Dataset excerpts:
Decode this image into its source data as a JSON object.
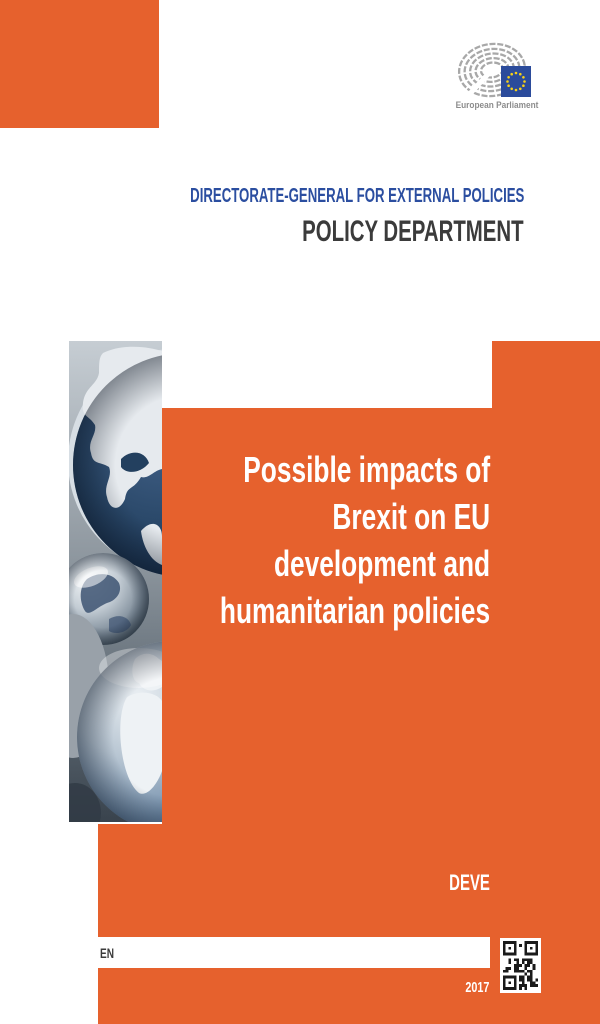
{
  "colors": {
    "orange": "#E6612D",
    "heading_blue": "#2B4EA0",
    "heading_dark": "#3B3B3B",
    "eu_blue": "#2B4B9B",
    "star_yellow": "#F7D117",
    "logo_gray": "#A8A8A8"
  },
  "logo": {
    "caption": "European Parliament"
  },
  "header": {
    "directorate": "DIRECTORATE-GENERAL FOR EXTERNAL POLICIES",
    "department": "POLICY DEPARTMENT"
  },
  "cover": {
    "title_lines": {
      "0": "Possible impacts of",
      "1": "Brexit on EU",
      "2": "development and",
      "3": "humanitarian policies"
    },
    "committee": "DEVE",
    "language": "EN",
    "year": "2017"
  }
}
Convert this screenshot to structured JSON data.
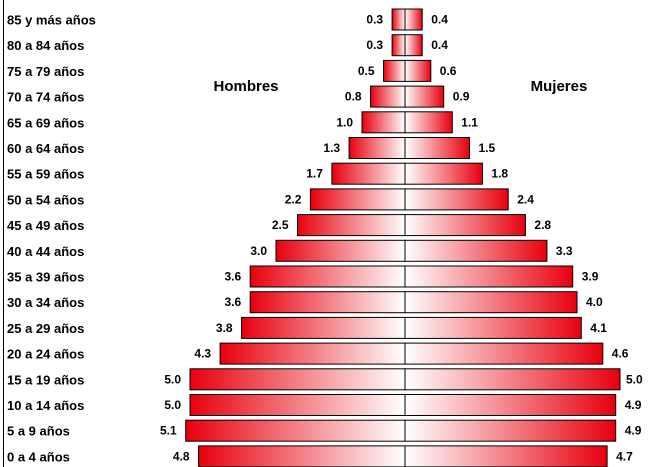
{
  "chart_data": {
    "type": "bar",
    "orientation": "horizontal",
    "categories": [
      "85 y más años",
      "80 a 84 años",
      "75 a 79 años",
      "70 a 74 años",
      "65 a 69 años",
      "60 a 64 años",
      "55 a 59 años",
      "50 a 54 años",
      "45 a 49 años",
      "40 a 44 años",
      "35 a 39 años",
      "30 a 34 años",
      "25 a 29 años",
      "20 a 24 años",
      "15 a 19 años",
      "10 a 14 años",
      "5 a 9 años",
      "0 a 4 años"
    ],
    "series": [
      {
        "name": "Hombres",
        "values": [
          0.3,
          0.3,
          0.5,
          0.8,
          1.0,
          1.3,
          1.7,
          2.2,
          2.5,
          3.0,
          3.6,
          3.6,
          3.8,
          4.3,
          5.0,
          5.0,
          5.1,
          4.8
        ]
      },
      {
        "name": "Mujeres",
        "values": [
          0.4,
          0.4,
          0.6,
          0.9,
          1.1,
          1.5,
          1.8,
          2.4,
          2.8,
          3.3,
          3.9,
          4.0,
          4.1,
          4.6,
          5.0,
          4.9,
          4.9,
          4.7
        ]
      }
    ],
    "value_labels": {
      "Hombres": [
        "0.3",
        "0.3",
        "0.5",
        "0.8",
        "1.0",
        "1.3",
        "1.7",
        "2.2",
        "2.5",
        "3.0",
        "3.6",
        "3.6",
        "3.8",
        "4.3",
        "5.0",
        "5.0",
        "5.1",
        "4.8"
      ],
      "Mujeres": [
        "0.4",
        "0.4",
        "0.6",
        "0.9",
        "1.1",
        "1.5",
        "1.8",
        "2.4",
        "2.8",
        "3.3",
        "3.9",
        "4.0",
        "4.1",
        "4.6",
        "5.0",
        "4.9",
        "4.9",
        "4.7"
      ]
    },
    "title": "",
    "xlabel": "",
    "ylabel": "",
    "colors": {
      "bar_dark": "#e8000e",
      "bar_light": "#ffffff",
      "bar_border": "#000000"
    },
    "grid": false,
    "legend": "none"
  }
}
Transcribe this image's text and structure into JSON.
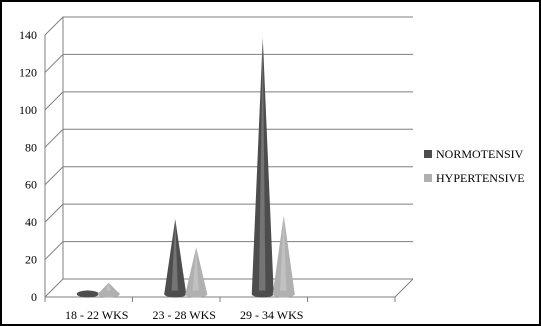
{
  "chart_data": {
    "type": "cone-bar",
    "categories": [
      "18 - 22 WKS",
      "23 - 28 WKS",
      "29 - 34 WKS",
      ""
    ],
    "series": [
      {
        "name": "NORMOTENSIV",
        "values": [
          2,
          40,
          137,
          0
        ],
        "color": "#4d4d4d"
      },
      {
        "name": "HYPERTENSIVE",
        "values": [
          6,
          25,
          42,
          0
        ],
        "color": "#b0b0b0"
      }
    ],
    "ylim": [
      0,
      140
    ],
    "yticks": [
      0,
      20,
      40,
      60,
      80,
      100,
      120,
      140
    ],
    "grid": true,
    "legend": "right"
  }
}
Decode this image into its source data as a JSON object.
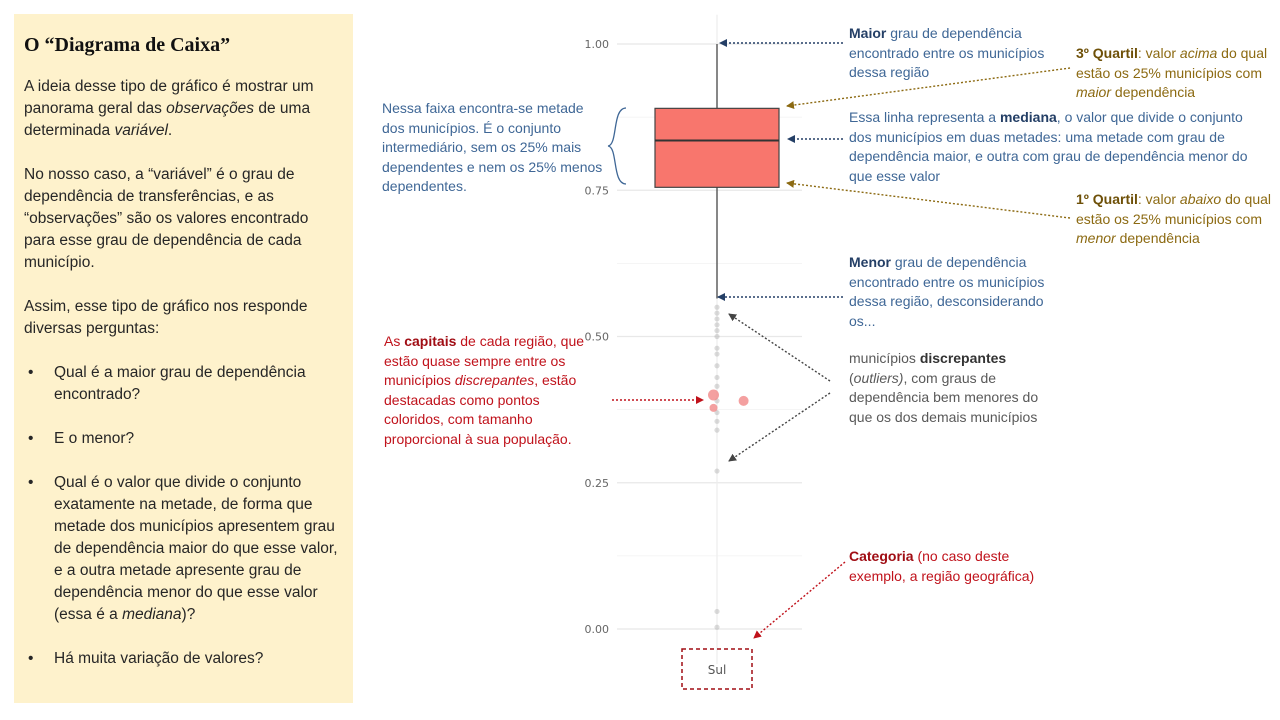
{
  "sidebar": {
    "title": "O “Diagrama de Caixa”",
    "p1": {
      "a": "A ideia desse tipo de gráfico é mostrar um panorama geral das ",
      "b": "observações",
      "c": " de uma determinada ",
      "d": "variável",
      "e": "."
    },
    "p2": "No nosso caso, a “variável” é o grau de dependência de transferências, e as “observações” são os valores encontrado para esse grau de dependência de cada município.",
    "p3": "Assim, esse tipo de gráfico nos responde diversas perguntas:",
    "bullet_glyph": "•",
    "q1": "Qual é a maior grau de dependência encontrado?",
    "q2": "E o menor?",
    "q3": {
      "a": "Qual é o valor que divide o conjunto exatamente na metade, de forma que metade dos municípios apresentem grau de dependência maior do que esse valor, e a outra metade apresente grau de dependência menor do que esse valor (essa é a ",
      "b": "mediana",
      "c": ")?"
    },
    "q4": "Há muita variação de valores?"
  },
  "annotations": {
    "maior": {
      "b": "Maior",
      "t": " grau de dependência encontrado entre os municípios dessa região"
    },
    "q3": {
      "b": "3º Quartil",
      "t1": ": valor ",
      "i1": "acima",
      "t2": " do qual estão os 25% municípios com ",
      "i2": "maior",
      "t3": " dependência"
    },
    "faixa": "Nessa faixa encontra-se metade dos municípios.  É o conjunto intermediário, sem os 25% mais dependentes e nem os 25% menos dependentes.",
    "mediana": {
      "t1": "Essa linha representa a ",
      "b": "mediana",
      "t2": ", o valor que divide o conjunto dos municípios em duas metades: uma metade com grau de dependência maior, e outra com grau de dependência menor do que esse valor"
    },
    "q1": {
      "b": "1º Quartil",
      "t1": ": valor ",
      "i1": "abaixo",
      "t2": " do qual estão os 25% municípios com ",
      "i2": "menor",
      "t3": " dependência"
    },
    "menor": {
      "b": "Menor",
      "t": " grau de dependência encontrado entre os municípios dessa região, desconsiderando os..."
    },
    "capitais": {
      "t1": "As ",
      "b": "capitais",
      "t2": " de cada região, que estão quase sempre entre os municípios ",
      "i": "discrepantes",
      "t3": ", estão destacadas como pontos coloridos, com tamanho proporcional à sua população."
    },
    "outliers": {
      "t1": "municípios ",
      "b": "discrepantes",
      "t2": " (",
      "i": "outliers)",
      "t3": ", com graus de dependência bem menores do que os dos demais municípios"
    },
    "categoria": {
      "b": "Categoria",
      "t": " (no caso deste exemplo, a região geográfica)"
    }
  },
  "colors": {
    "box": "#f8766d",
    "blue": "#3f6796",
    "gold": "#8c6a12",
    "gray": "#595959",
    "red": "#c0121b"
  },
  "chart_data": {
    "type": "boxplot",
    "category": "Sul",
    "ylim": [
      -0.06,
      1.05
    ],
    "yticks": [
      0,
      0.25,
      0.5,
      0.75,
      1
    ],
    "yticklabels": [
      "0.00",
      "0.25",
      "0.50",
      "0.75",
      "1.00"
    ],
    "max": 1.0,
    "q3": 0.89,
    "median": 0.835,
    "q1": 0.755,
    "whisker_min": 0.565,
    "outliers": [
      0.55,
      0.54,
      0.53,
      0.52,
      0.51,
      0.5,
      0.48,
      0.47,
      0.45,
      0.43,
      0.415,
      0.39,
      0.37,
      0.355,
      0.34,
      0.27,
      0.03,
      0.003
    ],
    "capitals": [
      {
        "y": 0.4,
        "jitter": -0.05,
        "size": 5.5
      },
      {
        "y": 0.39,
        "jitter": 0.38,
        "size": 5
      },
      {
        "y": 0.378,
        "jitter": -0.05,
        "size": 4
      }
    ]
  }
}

Task statement: Exclude the pictures and repeat every other part of the records word for word.

Task output:
Decode this image into its source data as a JSON object.
{
  "colors": {
    "orange": "#E6612D",
    "heading_blue": "#2B4EA0",
    "heading_dark": "#3B3B3B",
    "eu_blue": "#2B4B9B",
    "star_yellow": "#F7D117",
    "logo_gray": "#A8A8A8"
  },
  "logo": {
    "caption": "European Parliament"
  },
  "header": {
    "directorate": "DIRECTORATE-GENERAL FOR EXTERNAL POLICIES",
    "department": "POLICY DEPARTMENT"
  },
  "cover": {
    "title_lines": {
      "0": "Possible impacts of",
      "1": "Brexit on EU",
      "2": "development and",
      "3": "humanitarian policies"
    },
    "committee": "DEVE",
    "language": "EN",
    "year": "2017"
  }
}
Convert this screenshot to structured JSON data.
{
  "chart_data": {
    "type": "bar",
    "orientation": "horizontal",
    "categories": [
      "85 y más años",
      "80 a 84 años",
      "75 a 79 años",
      "70 a 74 años",
      "65 a 69 años",
      "60 a 64 años",
      "55 a 59 años",
      "50 a 54 años",
      "45 a 49 años",
      "40 a 44 años",
      "35 a 39 años",
      "30 a 34 años",
      "25 a 29 años",
      "20 a 24 años",
      "15 a 19 años",
      "10 a 14 años",
      "5 a 9 años",
      "0 a 4 años"
    ],
    "series": [
      {
        "name": "Hombres",
        "values": [
          0.3,
          0.3,
          0.5,
          0.8,
          1.0,
          1.3,
          1.7,
          2.2,
          2.5,
          3.0,
          3.6,
          3.6,
          3.8,
          4.3,
          5.0,
          5.0,
          5.1,
          4.8
        ]
      },
      {
        "name": "Mujeres",
        "values": [
          0.4,
          0.4,
          0.6,
          0.9,
          1.1,
          1.5,
          1.8,
          2.4,
          2.8,
          3.3,
          3.9,
          4.0,
          4.1,
          4.6,
          5.0,
          4.9,
          4.9,
          4.7
        ]
      }
    ],
    "value_labels": {
      "Hombres": [
        "0.3",
        "0.3",
        "0.5",
        "0.8",
        "1.0",
        "1.3",
        "1.7",
        "2.2",
        "2.5",
        "3.0",
        "3.6",
        "3.6",
        "3.8",
        "4.3",
        "5.0",
        "5.0",
        "5.1",
        "4.8"
      ],
      "Mujeres": [
        "0.4",
        "0.4",
        "0.6",
        "0.9",
        "1.1",
        "1.5",
        "1.8",
        "2.4",
        "2.8",
        "3.3",
        "3.9",
        "4.0",
        "4.1",
        "4.6",
        "5.0",
        "4.9",
        "4.9",
        "4.7"
      ]
    },
    "title": "",
    "xlabel": "",
    "ylabel": "",
    "colors": {
      "bar_dark": "#e8000e",
      "bar_light": "#ffffff",
      "bar_border": "#000000"
    },
    "grid": false,
    "legend": "none"
  }
}
Transcribe this image's text and structure into JSON.
{
  "chart_data": {
    "type": "cone-bar",
    "categories": [
      "18 - 22 WKS",
      "23 - 28 WKS",
      "29 - 34 WKS",
      ""
    ],
    "series": [
      {
        "name": "NORMOTENSIV",
        "values": [
          2,
          40,
          137,
          0
        ],
        "color": "#4d4d4d"
      },
      {
        "name": "HYPERTENSIVE",
        "values": [
          6,
          25,
          42,
          0
        ],
        "color": "#b0b0b0"
      }
    ],
    "ylim": [
      0,
      140
    ],
    "yticks": [
      0,
      20,
      40,
      60,
      80,
      100,
      120,
      140
    ],
    "grid": true,
    "legend": "right"
  }
}
Decode this image into its source data as a JSON object.
{
  "sidebar": {
    "title": "O “Diagrama de Caixa”",
    "p1": {
      "a": "A ideia desse tipo de gráfico é mostrar um panorama geral das ",
      "b": "observações",
      "c": " de uma determinada ",
      "d": "variável",
      "e": "."
    },
    "p2": "No nosso caso, a “variável” é o grau de dependência de transferências, e as “observações” são os valores encontrado para esse grau de dependência de cada município.",
    "p3": "Assim, esse tipo de gráfico nos responde diversas perguntas:",
    "bullet_glyph": "•",
    "q1": "Qual é a maior grau de dependência encontrado?",
    "q2": "E o menor?",
    "q3": {
      "a": "Qual é o valor que divide o conjunto exatamente na metade, de forma que metade dos municípios apresentem grau de dependência maior do que esse valor, e a outra metade apresente grau de dependência menor do que esse valor (essa é a ",
      "b": "mediana",
      "c": ")?"
    },
    "q4": "Há muita variação de valores?"
  },
  "annotations": {
    "maior": {
      "b": "Maior",
      "t": " grau de dependência encontrado entre os municípios dessa região"
    },
    "q3": {
      "b": "3º Quartil",
      "t1": ": valor ",
      "i1": "acima",
      "t2": " do qual estão os 25% municípios com ",
      "i2": "maior",
      "t3": " dependência"
    },
    "faixa": "Nessa faixa encontra-se metade dos municípios.  É o conjunto intermediário, sem os 25% mais dependentes e nem os 25% menos dependentes.",
    "mediana": {
      "t1": "Essa linha representa a ",
      "b": "mediana",
      "t2": ", o valor que divide o conjunto dos municípios em duas metades: uma metade com grau de dependência maior, e outra com grau de dependência menor do que esse valor"
    },
    "q1": {
      "b": "1º Quartil",
      "t1": ": valor ",
      "i1": "abaixo",
      "t2": " do qual estão os 25% municípios com ",
      "i2": "menor",
      "t3": " dependência"
    },
    "menor": {
      "b": "Menor",
      "t": " grau de dependência encontrado entre os municípios dessa região, desconsiderando os..."
    },
    "capitais": {
      "t1": "As ",
      "b": "capitais",
      "t2": " de cada região, que estão quase sempre entre os municípios ",
      "i": "discrepantes",
      "t3": ", estão destacadas como pontos coloridos, com tamanho proporcional à sua população."
    },
    "outliers": {
      "t1": "municípios ",
      "b": "discrepantes",
      "t2": " (",
      "i": "outliers)",
      "t3": ", com graus de dependência bem menores do que os dos demais municípios"
    },
    "categoria": {
      "b": "Categoria",
      "t": " (no caso deste exemplo, a região geográfica)"
    }
  },
  "colors": {
    "box": "#f8766d",
    "blue": "#3f6796",
    "gold": "#8c6a12",
    "gray": "#595959",
    "red": "#c0121b"
  },
  "chart_data": {
    "type": "boxplot",
    "category": "Sul",
    "ylim": [
      -0.06,
      1.05
    ],
    "yticks": [
      0,
      0.25,
      0.5,
      0.75,
      1
    ],
    "yticklabels": [
      "0.00",
      "0.25",
      "0.50",
      "0.75",
      "1.00"
    ],
    "max": 1.0,
    "q3": 0.89,
    "median": 0.835,
    "q1": 0.755,
    "whisker_min": 0.565,
    "outliers": [
      0.55,
      0.54,
      0.53,
      0.52,
      0.51,
      0.5,
      0.48,
      0.47,
      0.45,
      0.43,
      0.415,
      0.39,
      0.37,
      0.355,
      0.34,
      0.27,
      0.03,
      0.003
    ],
    "capitals": [
      {
        "y": 0.4,
        "jitter": -0.05,
        "size": 5.5
      },
      {
        "y": 0.39,
        "jitter": 0.38,
        "size": 5
      },
      {
        "y": 0.378,
        "jitter": -0.05,
        "size": 4
      }
    ]
  }
}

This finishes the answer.